--- start Data provided ---

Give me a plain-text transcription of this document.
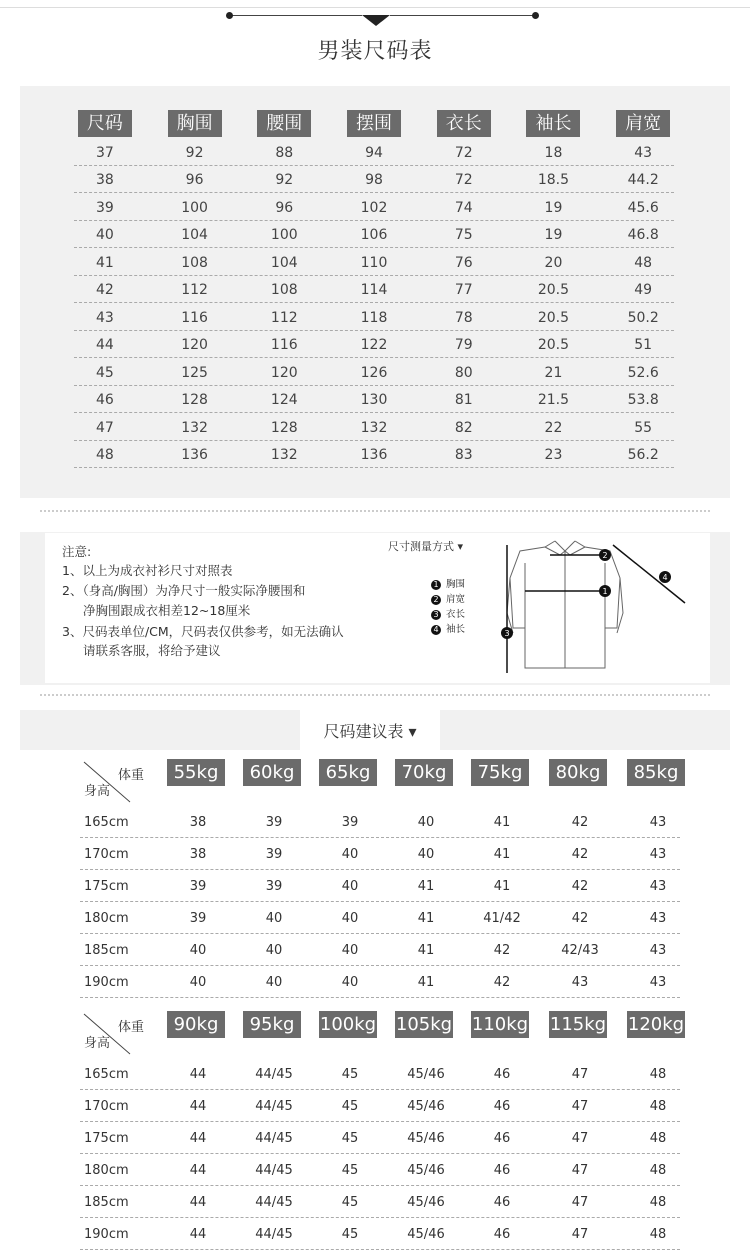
男装尺码表
尺码	胸围	腰围	摆围	衣长	袖长	肩宽
37	92	88	94	72	18	43
38	96	92	98	72	18.5	44.2
39	100	96	102	74	19	45.6
40	104	100	106	75	19	46.8
41	108	104	110	76	20	48
42	112	108	114	77	20.5	49
43	116	112	118	78	20.5	50.2
44	120	116	122	79	20.5	51
45	125	120	126	80	21	52.6
46	128	124	130	81	21.5	53.8
47	132	128	132	82	22	55
48	136	132	136	83	23	56.2
注意:
1、以上为成衣衬衫尺寸对照表
2、（身高/胸围）为净尺寸一般实际净腰围和
净胸围跟成衣相差12~18厘米
3、尺码表单位/CM，尺码表仅供参考，如无法确认
请联系客服，将给予建议
尺寸测量方式 ▾
1 胸围
2 肩宽
3 衣长
4 袖长
1
2
3
4
尺码建议表 ▾
体重
身高
55kg	60kg	65kg	70kg	75kg	80kg	85kg
165cm	38	39	39	40	41	42	43
170cm	38	39	40	40	41	42	43
175cm	39	39	40	41	41	42	43
180cm	39	40	40	41	41/42	42	43
185cm	40	40	40	41	42	42/43	43
190cm	40	40	40	41	42	43	43
体重
身高
90kg	95kg	100kg 105kg 110kg 115kg 120kg
165cm	44	44/45	45	45/46	46	47	48
170cm	44	44/45	45	45/46	46	47	48
175cm	44	44/45	45	45/46	46	47	48
180cm	44	44/45	45	45/46	46	47	48
185cm	44	44/45	45	45/46	46	47	48
190cm	44	44/45	45	45/46	46	47	48
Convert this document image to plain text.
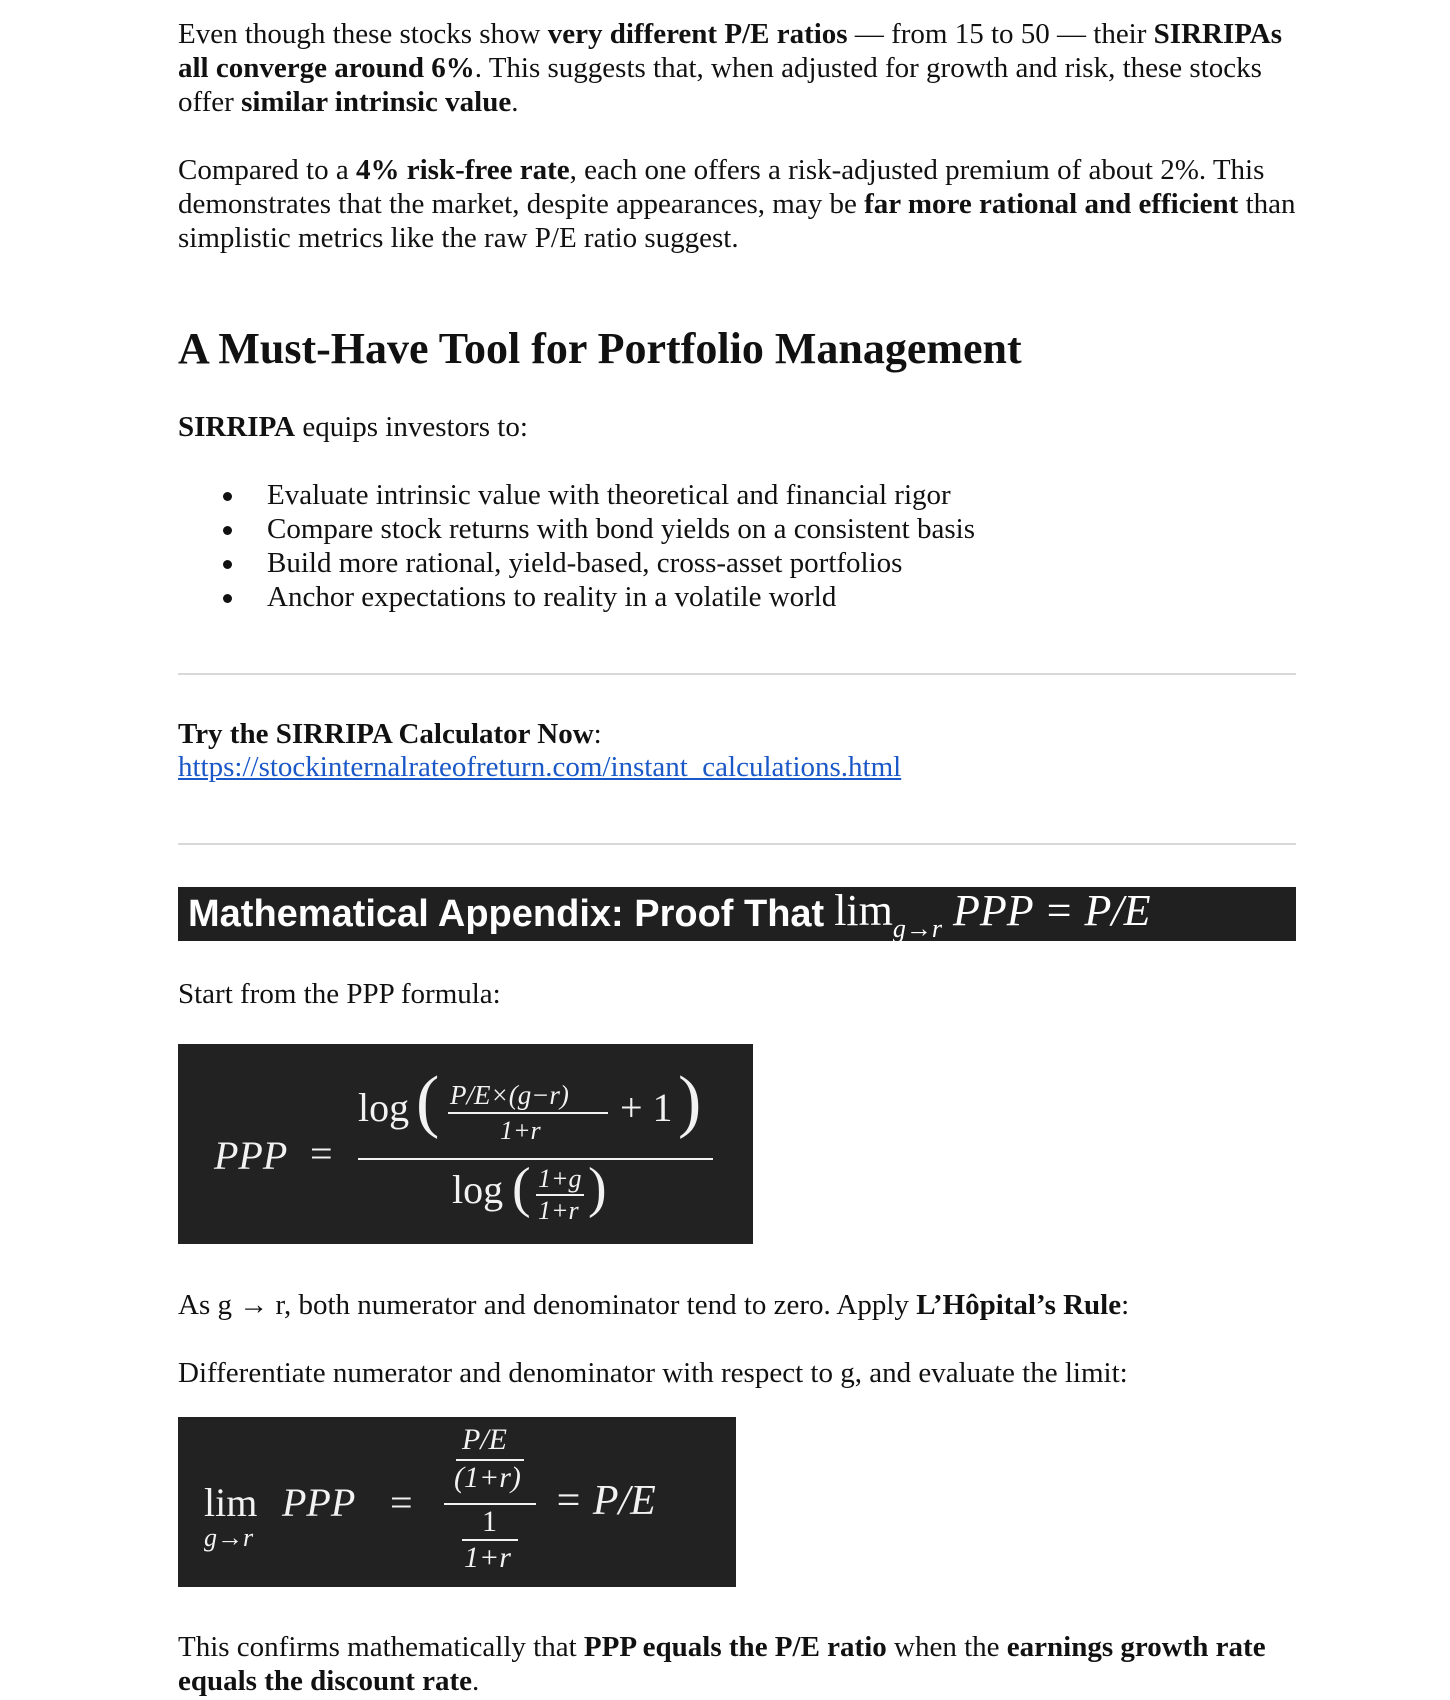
Even though these stocks show very different P/E ratios — from 15 to 50 — their SIRRIPAs all converge around 6%. This suggests that, when adjusted for growth and risk, these stocks offer similar intrinsic value.

Compared to a 4% risk-free rate, each one offers a risk-adjusted premium of about 2%. This demonstrates that the market, despite appearances, may be far more rational and efficient than simplistic metrics like the raw P/E ratio suggest.

A Must-Have Tool for Portfolio Management

SIRRIPA equips investors to:

Evaluate intrinsic value with theoretical and financial rigor
Compare stock returns with bond yields on a consistent basis
Build more rational, yield-based, cross-asset portfolios
Anchor expectations to reality in a volatile world

Try the SIRRIPA Calculator Now:

https://stockinternalrateofreturn.com/instant_calculations.html
Mathematical Appendix: Proof That $\lim_{g\to r}$ PPP = P/E

Start from the PPP formula:

PPP =
log ( P/E×(g−r)
1+r
+ 1 )
log ( 1+g
1+r )

As g → r, both numerator and denominator tend to zero. Apply L’Hôpital’s Rule:

Differentiate numerator and denominator with respect to g, and evaluate the limit:

lim
g→r
PPP =
P/E
(1+r)
1
1+r
= P/E

This confirms mathematically that PPP equals the P/E ratio when the earnings growth rate equals the discount rate.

--- end Data provided ---

* **Problem statement**:
Pictures in the records above should not be copied. Repeat everything else exactly.

* **Completed exercise**:
Give me a plain-text transcription of this document.
男装尺码表
尺码	胸围	腰围	摆围	衣长	袖长	肩宽
37	92	88	94	72	18	43
38	96	92	98	72	18.5	44.2
39	100	96	102	74	19	45.6
40	104	100	106	75	19	46.8
41	108	104	110	76	20	48
42	112	108	114	77	20.5	49
43	116	112	118	78	20.5	50.2
44	120	116	122	79	20.5	51
45	125	120	126	80	21	52.6
46	128	124	130	81	21.5	53.8
47	132	128	132	82	22	55
48	136	132	136	83	23	56.2
注意:
1、以上为成衣衬衫尺寸对照表
2、（身高/胸围）为净尺寸一般实际净腰围和
净胸围跟成衣相差12~18厘米
3、尺码表单位/CM，尺码表仅供参考，如无法确认
请联系客服，将给予建议
尺寸测量方式 ▾
1 胸围
2 肩宽
3 衣长
4 袖长
1
2
3
4
尺码建议表 ▾
体重
身高
55kg	60kg	65kg	70kg	75kg	80kg	85kg
165cm	38	39	39	40	41	42	43
170cm	38	39	40	40	41	42	43
175cm	39	39	40	41	41	42	43
180cm	39	40	40	41	41/42	42	43
185cm	40	40	40	41	42	42/43	43
190cm	40	40	40	41	42	43	43
体重
身高
90kg	95kg	100kg 105kg 110kg 115kg 120kg
165cm	44	44/45	45	45/46	46	47	48
170cm	44	44/45	45	45/46	46	47	48
175cm	44	44/45	45	45/46	46	47	48
180cm	44	44/45	45	45/46	46	47	48
185cm	44	44/45	45	45/46	46	47	48
190cm	44	44/45	45	45/46	46	47	48
Convert this document image to plain text.
Even though these stocks show very different P/E ratios — from 15 to 50 — their SIRRIPAs all converge around 6%. This suggests that, when adjusted for growth and risk, these stocks offer similar intrinsic value.

Compared to a 4% risk-free rate, each one offers a risk-adjusted premium of about 2%. This demonstrates that the market, despite appearances, may be far more rational and efficient than simplistic metrics like the raw P/E ratio suggest.

A Must-Have Tool for Portfolio Management

SIRRIPA equips investors to:

Evaluate intrinsic value with theoretical and financial rigor
Compare stock returns with bond yields on a consistent basis
Build more rational, yield-based, cross-asset portfolios
Anchor expectations to reality in a volatile world

Try the SIRRIPA Calculator Now:

https://stockinternalrateofreturn.com/instant_calculations.html
Mathematical Appendix: Proof That $\lim_{g\to r}$ PPP = P/E

Start from the PPP formula:

PPP =
log ( P/E×(g−r)
1+r
+ 1 )
log ( 1+g
1+r )

As g → r, both numerator and denominator tend to zero. Apply L’Hôpital’s Rule:

Differentiate numerator and denominator with respect to g, and evaluate the limit:

lim
g→r
PPP =
P/E
(1+r)
1
1+r
= P/E

This confirms mathematically that PPP equals the P/E ratio when the earnings growth rate equals the discount rate.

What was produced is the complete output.